- [Goal]: Retype the entries from the line containing "annotation: Eoalpine metamorphism" through the line containing "y-tick-label: 4 [134,9,140,24]", both included, with each line unchanged.
─── Records for this exercise
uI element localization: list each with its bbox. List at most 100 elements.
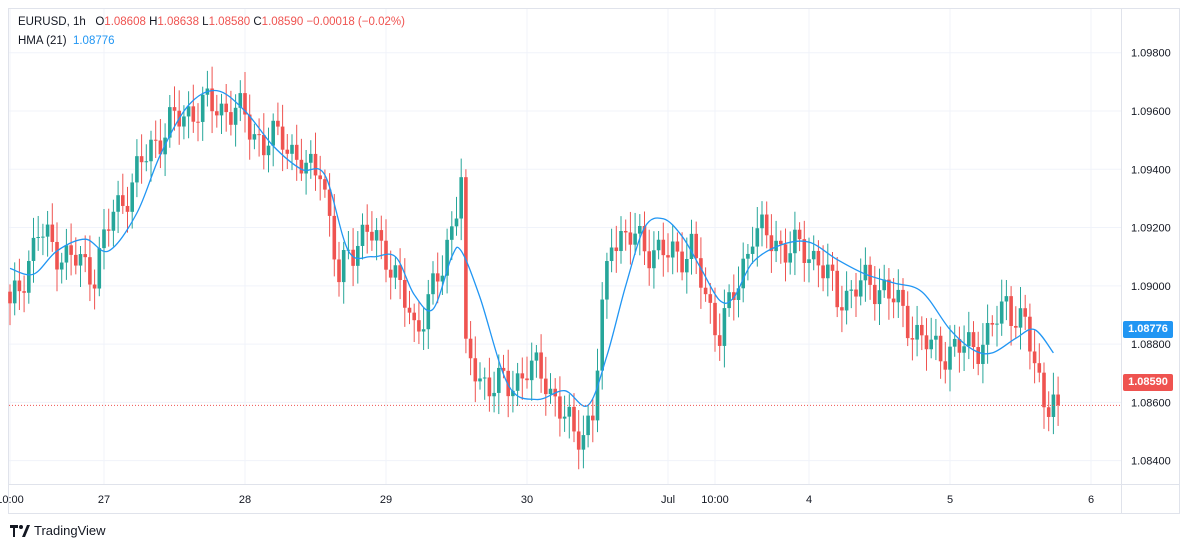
candle-body	[360, 224, 365, 246]
change-value: −0.00018 (−0.02%)	[306, 16, 405, 28]
candle-body	[515, 373, 520, 391]
candle-body	[525, 378, 529, 381]
candle-body	[459, 177, 463, 219]
candle-body	[948, 346, 952, 370]
tradingview-logo[interactable]: TradingView	[10, 523, 106, 538]
candle-body	[454, 218, 459, 227]
candle-body	[407, 307, 412, 313]
candle-body	[694, 233, 698, 259]
candle-body	[727, 292, 731, 309]
candle-body	[652, 250, 656, 269]
candle-body	[417, 320, 421, 332]
candle-body	[882, 279, 886, 291]
y-tick-label: 1.08800	[1131, 339, 1171, 351]
candle-body	[130, 182, 134, 212]
candle-body	[135, 156, 139, 183]
candle-body	[229, 112, 233, 125]
candle-body	[576, 431, 581, 450]
candle-body	[934, 335, 938, 340]
candle-body	[835, 270, 839, 308]
indicator-value: 1.08776	[72, 35, 115, 47]
ohlc-legend: EURUSD, 1h O1.08608 H1.08638 L1.08580 C1…	[18, 16, 405, 28]
candle-body	[55, 241, 59, 270]
hma-line	[9, 89, 1054, 408]
indicator-label: HMA (21)	[18, 35, 67, 47]
candle-body	[685, 259, 689, 273]
candle-body	[219, 103, 224, 116]
low-value: 1.08580	[208, 16, 251, 28]
candle-body	[271, 120, 275, 146]
candle-body	[299, 159, 304, 174]
candle-body	[962, 346, 966, 353]
y-tick-label: 1.08600	[1131, 397, 1171, 409]
candle-body	[69, 245, 73, 255]
candle-body	[294, 144, 299, 160]
tradingview-logo-text: TradingView	[34, 523, 106, 538]
candle-body	[323, 179, 327, 190]
candle-body	[421, 329, 426, 332]
candle-body	[351, 249, 355, 266]
candle-body	[868, 264, 872, 285]
open-value: 1.08608	[104, 16, 146, 28]
candle-body	[642, 226, 647, 252]
close-label: C	[253, 16, 262, 28]
candle-body	[840, 307, 844, 311]
candle-body	[891, 298, 896, 303]
chart-frame[interactable]	[8, 8, 1180, 514]
open-label: O	[95, 16, 105, 28]
candle-body	[722, 308, 727, 346]
x-tick-label: 5	[947, 494, 953, 506]
candle-body	[628, 232, 633, 245]
candle-body	[623, 231, 628, 233]
candle-body	[647, 251, 651, 269]
symbol-label[interactable]: EURUSD	[18, 16, 67, 28]
candle-body	[83, 254, 87, 258]
candle-body	[779, 240, 783, 245]
candle-body	[468, 338, 473, 359]
candle-body	[431, 273, 435, 295]
hma-legend[interactable]: HMA (21) 1.08776	[18, 35, 115, 47]
candle-body	[708, 294, 713, 303]
candle-body	[393, 265, 398, 278]
candle-body	[520, 373, 525, 379]
x-tick-label: 30	[521, 494, 533, 506]
interval-label[interactable]: 1h	[72, 16, 86, 28]
candle-body	[760, 214, 764, 229]
high-label: H	[149, 16, 158, 28]
candle-body	[562, 416, 567, 419]
candle-body	[106, 229, 111, 231]
candle-body	[703, 287, 708, 295]
candle-body	[17, 280, 22, 292]
candle-body	[210, 88, 214, 112]
candle-body	[732, 292, 736, 300]
candle-body	[826, 264, 830, 279]
x-tick-label: 10:00	[0, 494, 24, 506]
candle-body	[638, 226, 642, 234]
candle-body	[379, 230, 384, 241]
candle-body	[45, 224, 50, 237]
candle-body	[595, 370, 600, 421]
tradingview-logo-icon	[10, 524, 30, 537]
candle-body	[243, 93, 247, 115]
candle-body	[896, 289, 901, 303]
candle-body	[1042, 372, 1046, 408]
candle-body	[182, 116, 186, 127]
candle-body	[797, 229, 802, 240]
candle-body	[332, 215, 337, 260]
hma-series	[9, 89, 1054, 408]
x-tick-label: 4	[806, 494, 812, 506]
candle-body	[50, 224, 55, 242]
candle-body	[952, 338, 957, 347]
candle-body	[153, 139, 158, 141]
candle-body	[78, 254, 83, 266]
y-tick-label: 1.09200	[1131, 223, 1171, 235]
y-tick-label: 1.08400	[1131, 456, 1171, 468]
candle-body	[675, 241, 680, 252]
candle-body	[821, 265, 825, 279]
x-tick-label: 29	[380, 494, 392, 506]
candle-body	[412, 312, 416, 321]
candle-body	[788, 253, 792, 263]
candle-body	[750, 246, 755, 254]
candle-body	[64, 245, 69, 263]
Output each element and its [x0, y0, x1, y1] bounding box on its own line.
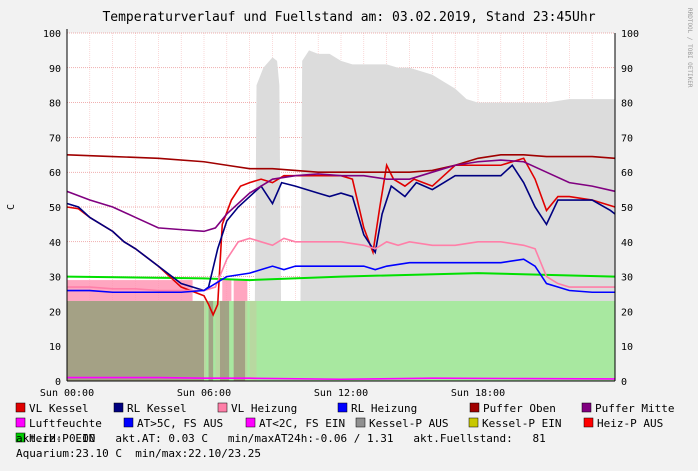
y-tick-label-right: 70 — [621, 133, 633, 144]
y-tick-label: 10 — [49, 342, 61, 353]
y-tick-label: 100 — [43, 29, 61, 40]
x-tick-label: Sun 12:00 — [314, 388, 368, 399]
status-line-1: akt.rH: 0.00 akt.AT: 0.03 C min/maxAT24h… — [16, 432, 546, 445]
legend-label: Kessel-P AUS — [369, 417, 448, 430]
y-tick-label-right: 60 — [621, 168, 633, 179]
legend-swatch — [468, 417, 479, 428]
series-line-3 — [67, 258, 615, 294]
y-tick-label: 30 — [49, 273, 61, 284]
legend-label: Heiz-P EIN — [29, 432, 95, 445]
legend-label: RL Heizung — [351, 402, 417, 415]
vl-heizung-band — [233, 280, 248, 301]
legend-swatch — [123, 417, 134, 428]
heizp-line — [66, 272, 616, 282]
fill-level-area — [254, 50, 615, 382]
y-tick-label-right: 100 — [621, 29, 639, 40]
legend-swatch — [337, 402, 348, 413]
kesselp-bar — [208, 300, 214, 381]
legend-label: AT<2C, FS EIN — [259, 417, 345, 430]
x-tick-label: Sun 06:00 — [177, 388, 231, 399]
series-line-1 — [66, 164, 616, 292]
heizp-bar — [249, 300, 257, 381]
y-tick-label-right: 0 — [621, 377, 627, 388]
legend-label: VL Heizung — [231, 402, 297, 415]
legend-label: Kessel-P EIN — [482, 417, 561, 430]
y-tick-label-right: 20 — [621, 307, 633, 318]
y-axis-label: C — [6, 204, 17, 210]
legend-label: VL Kessel — [29, 402, 89, 415]
series-line-2 — [67, 237, 615, 292]
y-tick-label: 20 — [49, 307, 61, 318]
y-tick-label-right: 50 — [621, 203, 633, 214]
y-tick-label-right: 30 — [621, 273, 633, 284]
y-tick-label-right: 40 — [621, 238, 633, 249]
y-tick-label: 60 — [49, 168, 61, 179]
legend-swatch — [583, 417, 594, 428]
y-tick-label: 50 — [49, 203, 61, 214]
kesselp-bar — [233, 300, 246, 381]
chart-title: Temperaturverlauf und Fuellstand am: 03.… — [102, 10, 595, 25]
series-line-6 — [67, 376, 616, 381]
watermark: RRDTOOL / TOBI OETIKER — [686, 8, 693, 88]
y-tick-label: 90 — [49, 64, 61, 75]
legend-label: Luftfeuchte — [29, 417, 102, 430]
legend-label: AT>5C, FS AUS — [137, 417, 223, 430]
plot-area: 0 0 10 10 20 20 30 30 40 40 50 50 60 60 70 70 80 80 90 90 10… — [40, 29, 639, 399]
x-tick-label: Sun 18:00 — [451, 388, 505, 399]
y-tick-label: 40 — [49, 238, 61, 249]
legend-swatch — [15, 402, 26, 413]
legend-swatch — [245, 417, 256, 428]
vl-heizung-band — [222, 280, 232, 301]
legend-swatch — [15, 417, 26, 428]
legend-swatch — [217, 402, 228, 413]
kesselp-bar — [67, 300, 204, 381]
series-line-4 — [66, 154, 616, 173]
legend-label: Puffer Oben — [483, 402, 556, 415]
kesselp-bar — [219, 300, 230, 381]
series-line-5 — [66, 159, 616, 233]
x-tick-label: Sun 00:00 — [40, 388, 94, 399]
legend-label: Puffer Mitte — [595, 402, 674, 415]
y-tick-label-right: 80 — [621, 99, 633, 110]
y-tick-label: 80 — [49, 99, 61, 110]
y-tick-label: 0 — [55, 377, 61, 388]
legend-swatch — [469, 402, 480, 413]
legend-swatch — [113, 402, 124, 413]
legend-label: RL Kessel — [127, 402, 187, 415]
vl-heizung-band — [67, 280, 193, 301]
status-line-2: Aquarium:23.10 C min/max:22.10/23.25 — [16, 447, 261, 460]
y-tick-label: 70 — [49, 133, 61, 144]
legend-label: Heiz-P AUS — [597, 417, 663, 430]
y-tick-label-right: 90 — [621, 64, 633, 75]
legend: VL Kessel RL Kessel VL Heizung RL Heizung Pu… — [15, 402, 674, 445]
legend-swatch — [581, 402, 592, 413]
y-tick-label-right: 10 — [621, 342, 633, 353]
legend-swatch — [355, 417, 366, 428]
legend-swatch — [15, 432, 26, 443]
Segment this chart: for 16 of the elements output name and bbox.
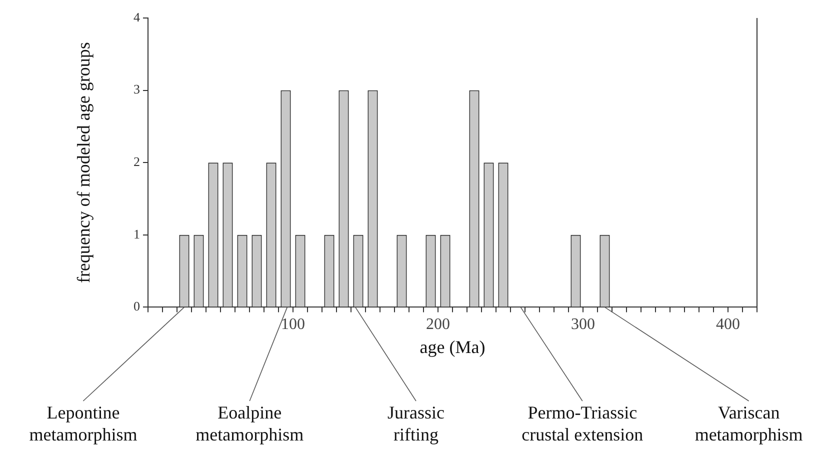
annotation: Eoalpine metamorphism [196,402,304,445]
x-tick-label: 100 [281,316,305,334]
annotation: Lepontine metamorphism [29,402,138,445]
y-axis-title: frequency of modeled age groups [74,42,94,284]
annotation: Permo-Triassic crustal extension [522,402,644,445]
annotation: Variscan metamorphism [694,402,803,445]
x-axis-title: age (Ma) [420,336,486,357]
y-tick-label: 0 [134,298,140,314]
y-tick-label: 1 [134,226,140,242]
y-tick-label: 2 [134,154,140,170]
x-tick-label: 400 [716,316,740,334]
x-tick-label: 300 [571,316,595,334]
annotation: Jurassic rifting [388,402,444,445]
y-tick-label: 3 [134,82,140,97]
x-tick-label: 200 [426,316,450,334]
y-tick-label: 4 [134,9,140,24]
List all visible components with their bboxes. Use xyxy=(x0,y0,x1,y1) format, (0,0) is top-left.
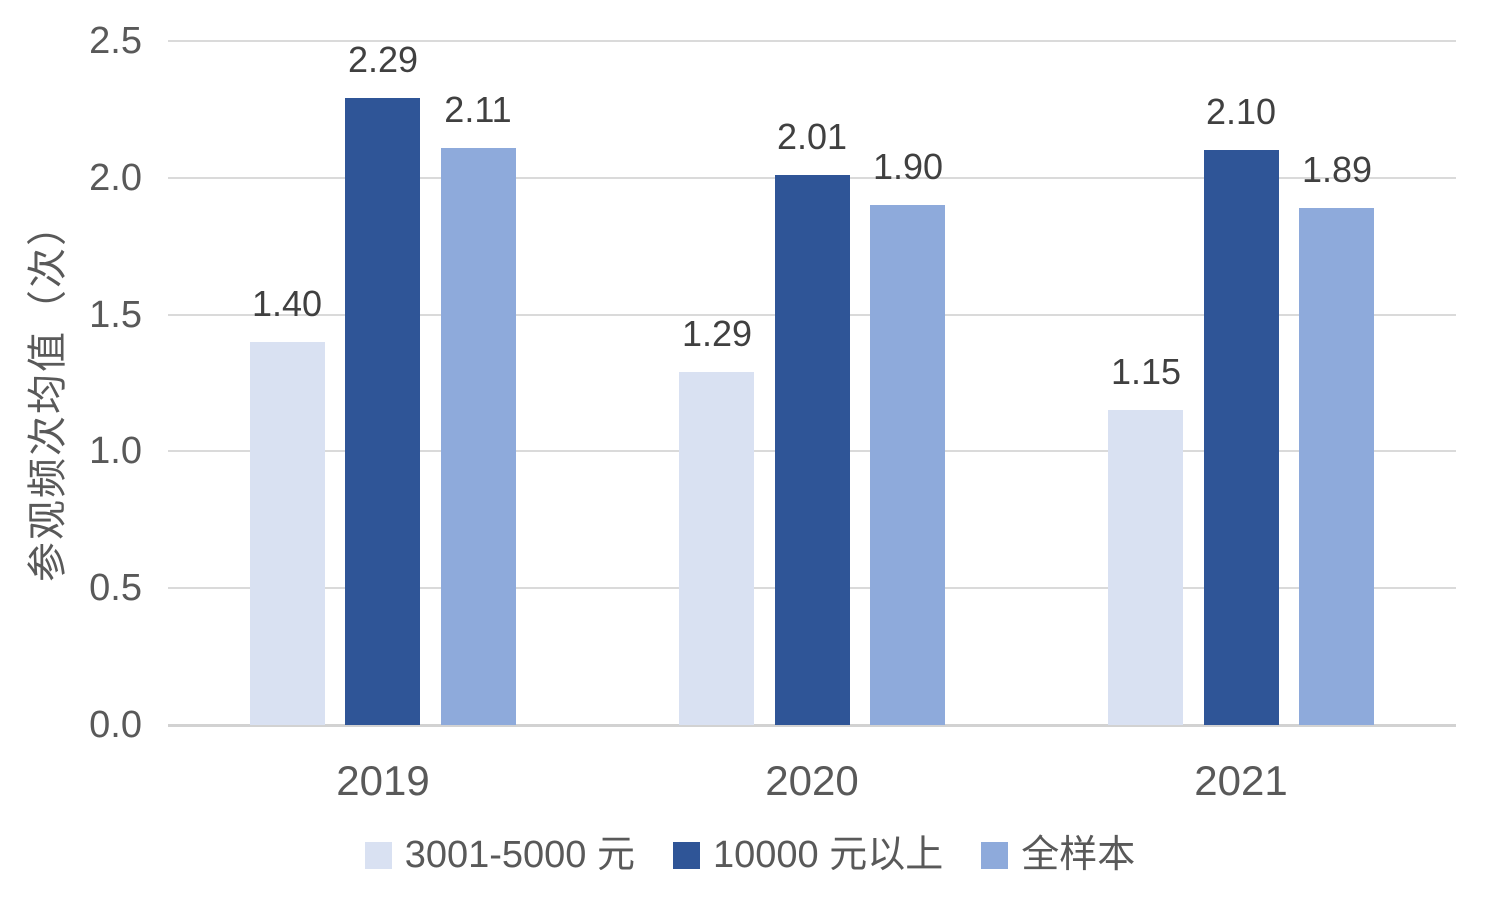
bar-value-label: 2.29 xyxy=(347,39,419,80)
x-tick-label-2019: 2019 xyxy=(336,757,430,804)
legend-label: 3001-5000 元 xyxy=(404,834,636,876)
bar-value-label: 1.90 xyxy=(872,146,944,187)
bar-2021-series-1 xyxy=(1108,410,1183,725)
legend-item-1: 3001-5000 元 xyxy=(364,833,636,877)
gridline-y-0.0 xyxy=(168,724,1456,727)
plot-area: 1.40 2.29 2.11 1.29 2.01 1.90 1.15 2.10 1.89 xyxy=(168,39,1456,727)
legend-label: 10000 元以上 xyxy=(713,834,944,876)
bar-value-label: 1.29 xyxy=(681,313,753,354)
y-axis-title: 参观频次均值（次） xyxy=(26,204,70,582)
legend-swatch-icon xyxy=(673,841,701,869)
x-tick-label-2021: 2021 xyxy=(1194,757,1288,804)
legend-swatch-icon xyxy=(981,841,1009,869)
bar-value-label: 2.10 xyxy=(1205,91,1277,132)
y-tick-label: 2.5 xyxy=(89,20,142,62)
bar-2020-series-2 xyxy=(775,175,850,725)
legend-swatch-icon xyxy=(364,841,392,869)
y-tick-label: 2.0 xyxy=(89,156,142,199)
bar-2021-series-2 xyxy=(1204,150,1279,725)
y-tick-label: 0.5 xyxy=(89,567,142,610)
legend-item-2: 10000 元以上 xyxy=(673,833,943,877)
bar-2020-series-1 xyxy=(679,372,754,725)
bar-value-label: 1.40 xyxy=(251,283,323,324)
y-tick-label: 1.5 xyxy=(89,293,142,336)
bar-2020-series-3 xyxy=(870,205,945,725)
bar-2019-series-3 xyxy=(441,148,516,725)
y-tick-label: 1.0 xyxy=(89,430,142,473)
bar-value-label: 1.89 xyxy=(1301,149,1373,190)
legend-label: 全样本 xyxy=(1021,834,1136,876)
gridline-y-2.5 xyxy=(168,40,1456,42)
x-tick-label-2020: 2020 xyxy=(765,757,859,804)
bar-2019-series-2 xyxy=(345,98,420,725)
legend-item-3: 全样本 xyxy=(981,833,1135,877)
bar-2019-series-1 xyxy=(250,342,325,725)
legend: 3001-5000 元 10000 元以上 全样本 xyxy=(0,833,1500,877)
bar-value-label: 2.01 xyxy=(776,116,848,157)
bar-value-label: 1.15 xyxy=(1110,351,1182,392)
bar-2021-series-3 xyxy=(1299,208,1374,725)
bar-value-label: 2.11 xyxy=(444,89,512,130)
y-tick-label: 0.0 xyxy=(89,704,142,746)
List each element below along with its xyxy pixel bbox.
──────
- [Full output]:
annotation: Eoalpine metamorphism [196,402,304,445]
x-tick-label: 100 [281,316,305,334]
annotation: Lepontine metamorphism [29,402,138,445]
y-axis-title: frequency of modeled age groups [74,42,94,284]
annotation: Permo-Triassic crustal extension [522,402,644,445]
annotation: Variscan metamorphism [694,402,803,445]
x-axis-title: age (Ma) [420,336,486,357]
y-tick-label: 0 [134,298,140,314]
y-tick-label: 1 [134,226,140,242]
y-tick-label: 2 [134,154,140,170]
x-tick-label: 400 [716,316,740,334]
x-tick-label: 300 [571,316,595,334]
annotation: Jurassic rifting [388,402,444,445]
y-tick-label: 3 [134,82,140,97]
x-tick-label: 200 [426,316,450,334]
y-tick-label: 4 [134,9,140,24]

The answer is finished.